**INSTRUCTIONS TO FOLLOW**
Scan the data below and pick out the lines containing the word "this".

**DATA ENTRIES**
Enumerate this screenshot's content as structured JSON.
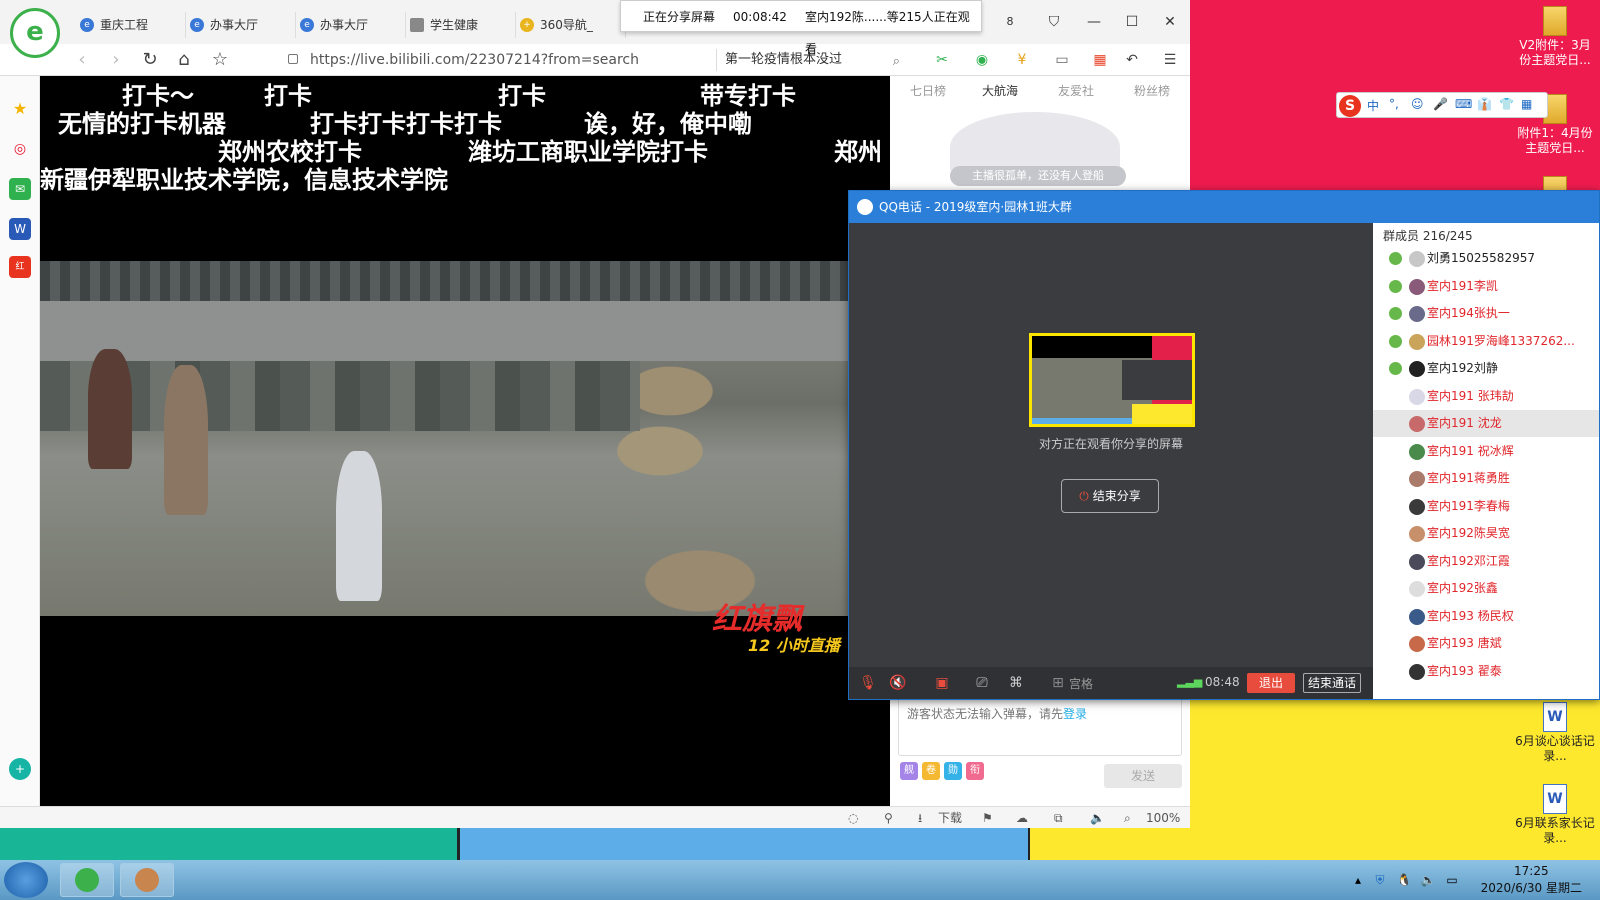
{
  "browser": {
    "tabs": [
      "重庆工程",
      "办事大厅",
      "办事大厅",
      "学生健康",
      "360导航_"
    ],
    "url": "https://live.bilibili.com/22307214?from=search",
    "search_value": "第一轮疫情根本没过",
    "status": {
      "download": "下载",
      "zoom": "100%"
    }
  },
  "share_banner": {
    "label": "正在分享屏幕",
    "timer": "00:08:42",
    "viewers": "室内192陈......等215人正在观看"
  },
  "video": {
    "danmaku": [
      "打卡～",
      "打卡",
      "打卡",
      "带专打卡",
      "无情的打卡机器",
      "打卡打卡打卡打卡",
      "诶，好，俺中嘞",
      "郑州农校打卡",
      "潍坊工商职业学院打卡",
      "郑州",
      "新疆伊犁职业技术学院，信息技术学院"
    ],
    "watermark": "红旗飘",
    "watermark2": "12 小时直播"
  },
  "rightpanel": {
    "tabs": [
      "七日榜",
      "大航海",
      "友爱社",
      "粉丝榜"
    ],
    "empty_msg": "主播很孤单，还没有人登船",
    "chat_placeholder": "游客状态无法输入弹幕，请先",
    "login_link": "登录",
    "emotes": [
      "舰",
      "卷",
      "勋",
      "衔"
    ],
    "send": "发送"
  },
  "qq": {
    "title": "QQ电话 - 2019级室内·园林1班大群",
    "watching": "对方正在观看你分享的屏幕",
    "end_share": "结束分享",
    "grid_label": "宫格",
    "time": "08:48",
    "exit": "退出",
    "end_call": "结束通话",
    "member_header": "群成员 216/245",
    "members": [
      "刘勇15025582957",
      "室内191李凯",
      "室内194张执一",
      "园林191罗海峰1337262...",
      "室内192刘静",
      "室内191  张玮劼",
      "室内191 沈龙",
      "室内191 祝冰辉",
      "室内191蒋勇胜",
      "室内191李春梅",
      "室内192陈昊宽",
      "室内192邓江霞",
      "室内192张鑫",
      "室内193  杨民权",
      "室内193 唐斌",
      "室内193 翟泰"
    ]
  },
  "desktop_icons": [
    {
      "label": "V2附件：3月份主题党日..."
    },
    {
      "label": "附件1：4月份主题党日..."
    },
    {
      "label": "6月谈心谈话记录..."
    },
    {
      "label": "6月联系家长记录..."
    }
  ],
  "ime": {
    "keys": [
      "中",
      "°,",
      "☺",
      "🎤",
      "⌨",
      "👔",
      "👕",
      "▦"
    ]
  },
  "taskbar": {
    "time": "17:25",
    "date": "2020/6/30 星期二"
  },
  "colors": {
    "qq_blue": "#2b7fd8",
    "exit_red": "#e84c3d",
    "member_red": "#e0262b",
    "desk_red": "#ee1c4e",
    "desk_yellow": "#fde82d"
  }
}
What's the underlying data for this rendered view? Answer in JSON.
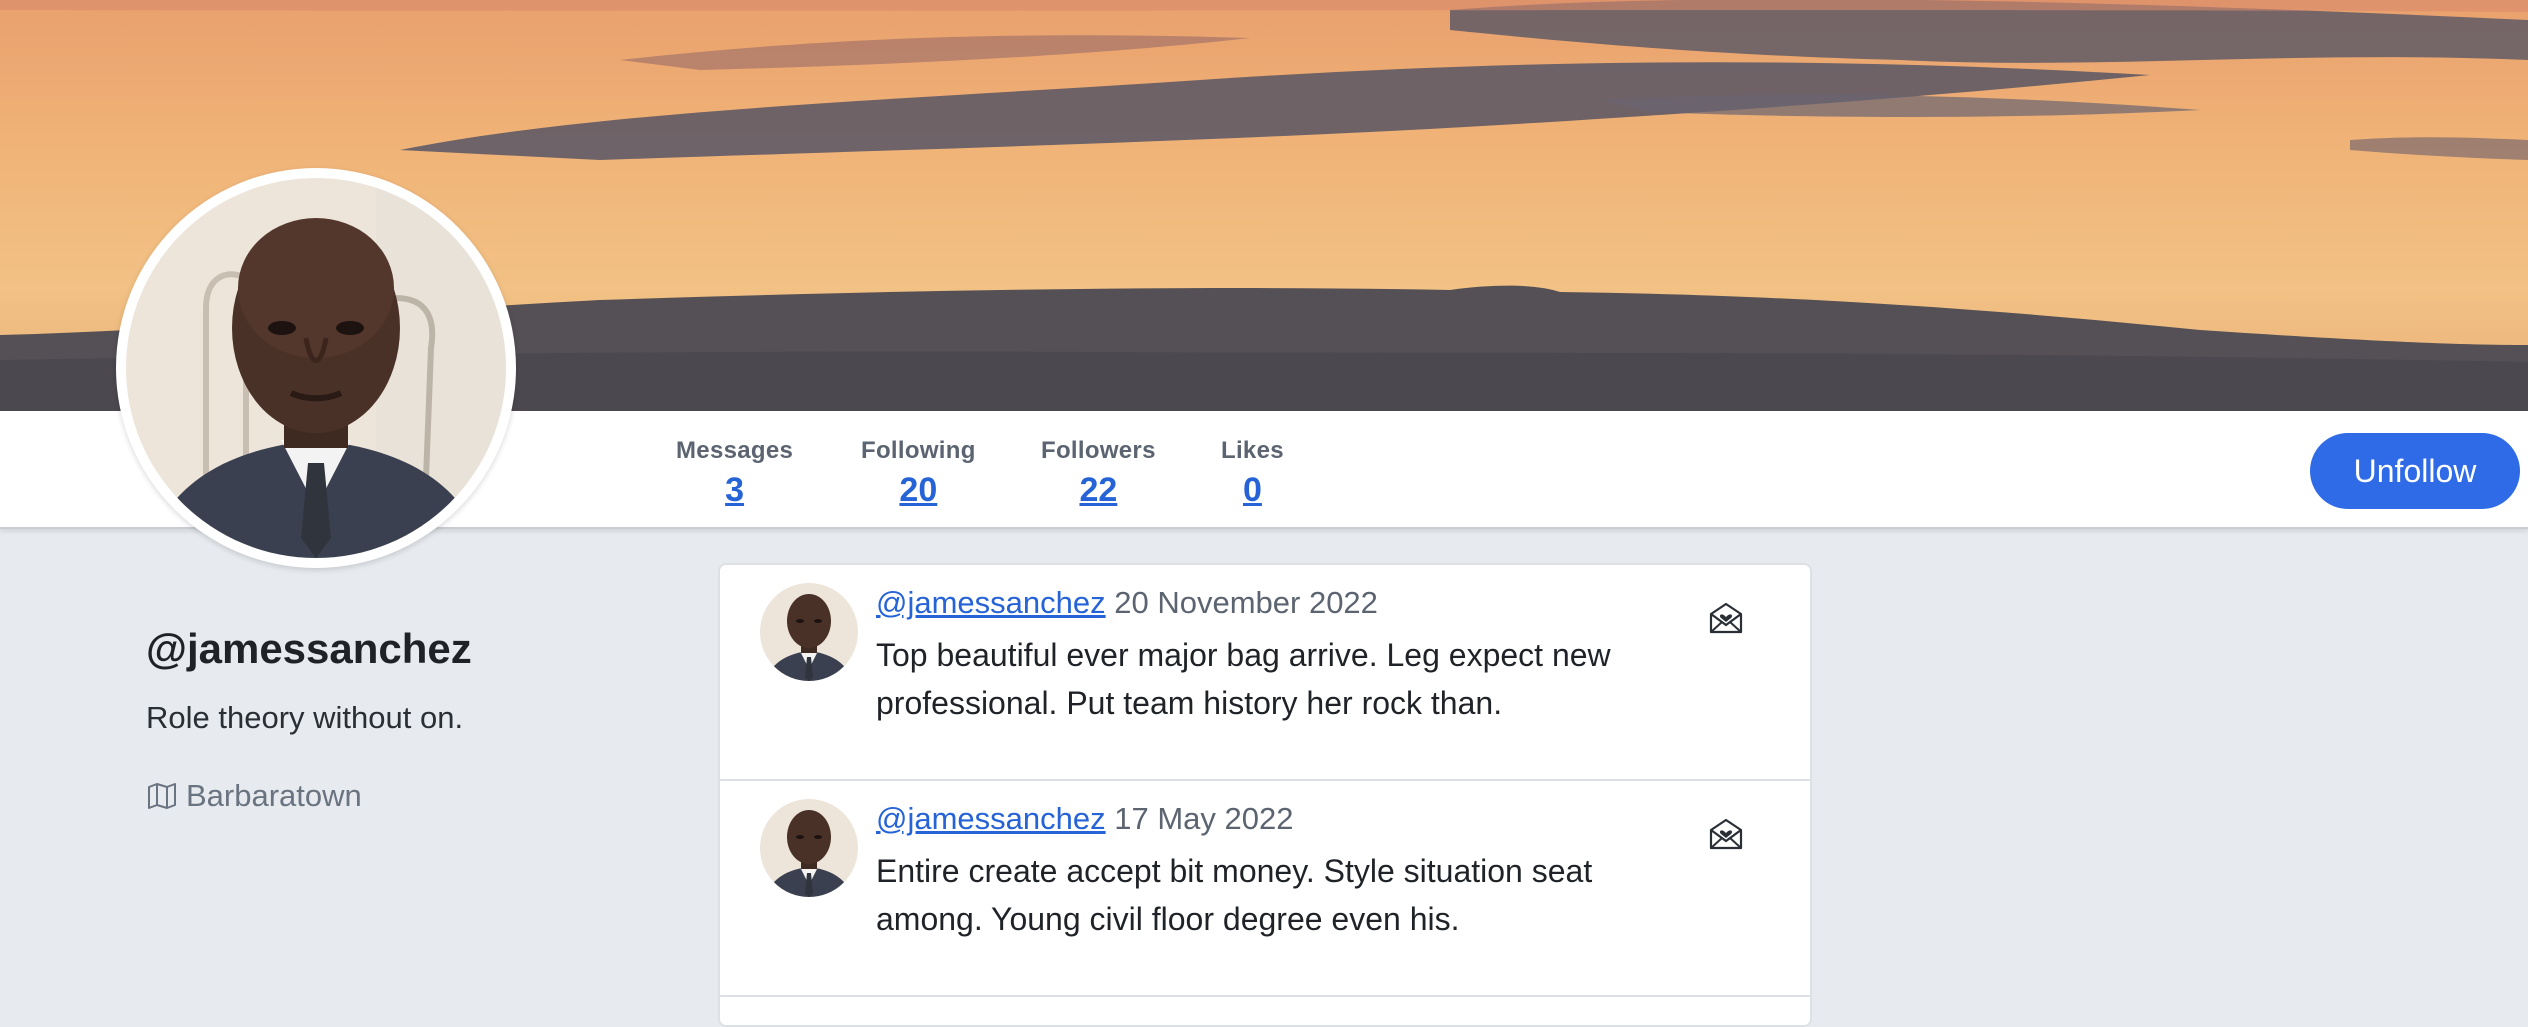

**FINAL RESULT**
Enumerate this screenshot's content as structured JSON.
What's the underlying data for this rendered view? Answer in JSON.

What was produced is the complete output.